Data supplied:
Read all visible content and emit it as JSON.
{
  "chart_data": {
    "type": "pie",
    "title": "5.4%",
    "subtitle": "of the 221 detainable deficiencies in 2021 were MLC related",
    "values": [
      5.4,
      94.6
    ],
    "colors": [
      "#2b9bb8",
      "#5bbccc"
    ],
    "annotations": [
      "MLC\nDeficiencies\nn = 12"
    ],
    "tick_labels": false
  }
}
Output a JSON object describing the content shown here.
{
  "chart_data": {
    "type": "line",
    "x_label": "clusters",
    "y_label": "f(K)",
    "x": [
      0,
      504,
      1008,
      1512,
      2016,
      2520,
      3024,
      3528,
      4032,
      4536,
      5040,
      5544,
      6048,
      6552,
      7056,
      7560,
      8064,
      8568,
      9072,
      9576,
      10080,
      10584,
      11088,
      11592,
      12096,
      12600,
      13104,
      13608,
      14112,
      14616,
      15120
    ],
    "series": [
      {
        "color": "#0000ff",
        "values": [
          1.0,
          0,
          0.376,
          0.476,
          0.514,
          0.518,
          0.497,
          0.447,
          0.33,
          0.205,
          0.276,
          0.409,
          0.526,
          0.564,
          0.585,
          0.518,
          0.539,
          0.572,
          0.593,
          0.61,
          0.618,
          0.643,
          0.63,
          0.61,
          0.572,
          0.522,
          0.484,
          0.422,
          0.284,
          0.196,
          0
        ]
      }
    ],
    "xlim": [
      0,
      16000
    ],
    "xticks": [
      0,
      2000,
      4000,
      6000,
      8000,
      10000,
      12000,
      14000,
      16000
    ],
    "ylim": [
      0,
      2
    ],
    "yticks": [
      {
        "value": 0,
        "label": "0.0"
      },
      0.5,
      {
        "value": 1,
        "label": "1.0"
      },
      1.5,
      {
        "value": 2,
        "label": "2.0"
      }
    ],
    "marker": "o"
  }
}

Stated exercise:
Your output consists solely of the lines from the one with "Output a JSON" through the last line, copied exactly.

Task response:
Output a JSON object describing the content shown here.
{
  "chart_data": {
    "type": "line",
    "x_label": "clusters",
    "y_label": "f(K)",
    "x": [
      0,
      504,
      1008,
      1512,
      2016,
      2520,
      3024,
      3528,
      4032,
      4536,
      5040,
      5544,
      6048,
      6552,
      7056,
      7560,
      8064,
      8568,
      9072,
      9576,
      10080,
      10584,
      11088,
      11592,
      12096,
      12600,
      13104,
      13608,
      14112,
      14616,
      15120
    ],
    "series": [
      {
        "color": "#0000ff",
        "values": [
          1.0,
          0,
          0.376,
          0.476,
          0.514,
          0.518,
          0.497,
          0.447,
          0.33,
          0.205,
          0.276,
          0.409,
          0.526,
          0.564,
          0.585,
          0.518,
          0.539,
          0.572,
          0.593,
          0.61,
          0.618,
          0.643,
          0.63,
          0.61,
          0.572,
          0.522,
          0.484,
          0.422,
          0.284,
          0.196,
          0
        ]
      }
    ],
    "xlim": [
      0,
      16000
    ],
    "xticks": [
      0,
      2000,
      4000,
      6000,
      8000,
      10000,
      12000,
      14000,
      16000
    ],
    "ylim": [
      0,
      2
    ],
    "yticks": [
      {
        "value": 0,
        "label": "0.0"
      },
      0.5,
      {
        "value": 1,
        "label": "1.0"
      },
      1.5,
      {
        "value": 2,
        "label": "2.0"
      }
    ],
    "marker": "o"
  }
}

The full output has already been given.